CONSEGNA: Secondo il testo sulla sentenza della Cassazione, quale tipo di errore si configura quando la causa dell'errore non è identificabile esclusivamente in una fuorviata rappresentazione percettiva e la decisione ha comunque contenuto valutativo?
───── BLOCCO DI TESTO
La sentenza della Cassazione ricorda che le sezioni riunite hanno precisato:
a) qualora la causa dell'errore non sia identificabile esclusivamente in una fuorviata rappresentazione percettiva e la decisione abbia comunque contenuto valutativo, non è configurabile un errore di fatto, bensì di giudizio;
b) sono estranei all'ambito di applicazione dell'istituto gli errori di interpretazione di norme giuridiche, sostanziali o processuali, ovvero la supposta esistenza delle norme stesse o l'attribuzione ad esse di una inesatta portata, anche se dovuti ad ignoranza di indirizzi giurisprudenziali consolidati, nonché gli errori percettivi in cui sia incorso il giudice di merito, dovendosi questi ultimi far valere - anche se risoltosi in travisamento del fatto - soltanto nelle forme e nei limiti delle impugnazioni ordinarie;
c) l'operatività del ricorso straordinario non può essere limitata alle decisioni relative all'accertamento dei fatti processuali, non risultando giustificata una simile restrizione dall'effettiva portata della norma in quanto l'errore percettivo può cadere su qualsiasi dato fattuale.
“Quando invece la causa dell'errore non è identificabile esclusivamente in una fuorviata rappresentazione percettiva – si legge nella sentenza - e la decisione abbia comunque contenuto valutativo, ritiene il Collegio come non possa mai configurarsi un errore di fatto, bensì di giudizio, situazione che, come tale, resta esclusa dall'orizzonte del rimedio previsto dall'art. 625-bis cod. proc. pen.”.
In sintesi, secondo a sentenza, “esulando dall'errore di fatto ogni profilo di diritto valutativo, lo stesso finisce con il coincidere con l'errore revocatorio - secondo l'accezione che vede in esso il travisamento degli atti nelle due forme della ‘invenzione’ o della ‘omissione’- in cui sia incorsa la stessa Corte di Cassazione nella lettura degli atti del suo giudizio. Alla luce di tali regole iuris deve escludersi la configurabilità di alcun errore di fatto nella decisione adottata dalla Sesta Sezione penale di questa Corte nel processo a carico del ricorrente”.
──────────
───── DATI MOSTRATI
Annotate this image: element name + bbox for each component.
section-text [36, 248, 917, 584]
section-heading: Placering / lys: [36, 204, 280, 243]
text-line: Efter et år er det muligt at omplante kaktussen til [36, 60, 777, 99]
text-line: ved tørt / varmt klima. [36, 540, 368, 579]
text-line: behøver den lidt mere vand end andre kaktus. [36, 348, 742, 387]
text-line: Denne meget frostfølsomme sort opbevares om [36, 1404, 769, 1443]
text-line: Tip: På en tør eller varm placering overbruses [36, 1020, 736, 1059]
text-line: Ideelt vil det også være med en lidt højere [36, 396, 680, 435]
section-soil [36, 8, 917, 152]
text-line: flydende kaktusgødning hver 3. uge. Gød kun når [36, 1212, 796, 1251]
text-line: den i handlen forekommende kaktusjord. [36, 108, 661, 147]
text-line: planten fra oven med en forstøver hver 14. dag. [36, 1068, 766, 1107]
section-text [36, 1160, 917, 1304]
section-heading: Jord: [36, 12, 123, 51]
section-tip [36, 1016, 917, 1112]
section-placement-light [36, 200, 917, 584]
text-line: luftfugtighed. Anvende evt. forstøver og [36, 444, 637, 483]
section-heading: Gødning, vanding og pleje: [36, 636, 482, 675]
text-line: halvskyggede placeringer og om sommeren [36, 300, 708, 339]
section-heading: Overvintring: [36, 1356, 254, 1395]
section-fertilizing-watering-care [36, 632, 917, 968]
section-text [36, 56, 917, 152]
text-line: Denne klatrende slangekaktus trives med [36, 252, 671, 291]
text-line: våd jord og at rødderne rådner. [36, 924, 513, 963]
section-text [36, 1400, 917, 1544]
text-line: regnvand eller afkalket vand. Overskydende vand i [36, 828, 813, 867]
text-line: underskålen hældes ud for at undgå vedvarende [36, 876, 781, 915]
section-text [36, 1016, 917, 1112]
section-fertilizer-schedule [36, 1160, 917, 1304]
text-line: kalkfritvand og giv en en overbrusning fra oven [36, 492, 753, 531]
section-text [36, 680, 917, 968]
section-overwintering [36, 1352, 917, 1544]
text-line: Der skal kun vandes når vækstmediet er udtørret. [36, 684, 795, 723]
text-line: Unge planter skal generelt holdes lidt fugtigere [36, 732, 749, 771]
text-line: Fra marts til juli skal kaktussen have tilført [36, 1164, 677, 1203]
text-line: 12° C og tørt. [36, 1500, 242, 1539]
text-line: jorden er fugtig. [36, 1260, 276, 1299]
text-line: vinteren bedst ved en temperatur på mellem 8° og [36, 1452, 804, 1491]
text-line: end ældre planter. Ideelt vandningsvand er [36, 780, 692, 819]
──────────
SOLUZIONE: Si configura un errore di giudizio, non un errore di fatto.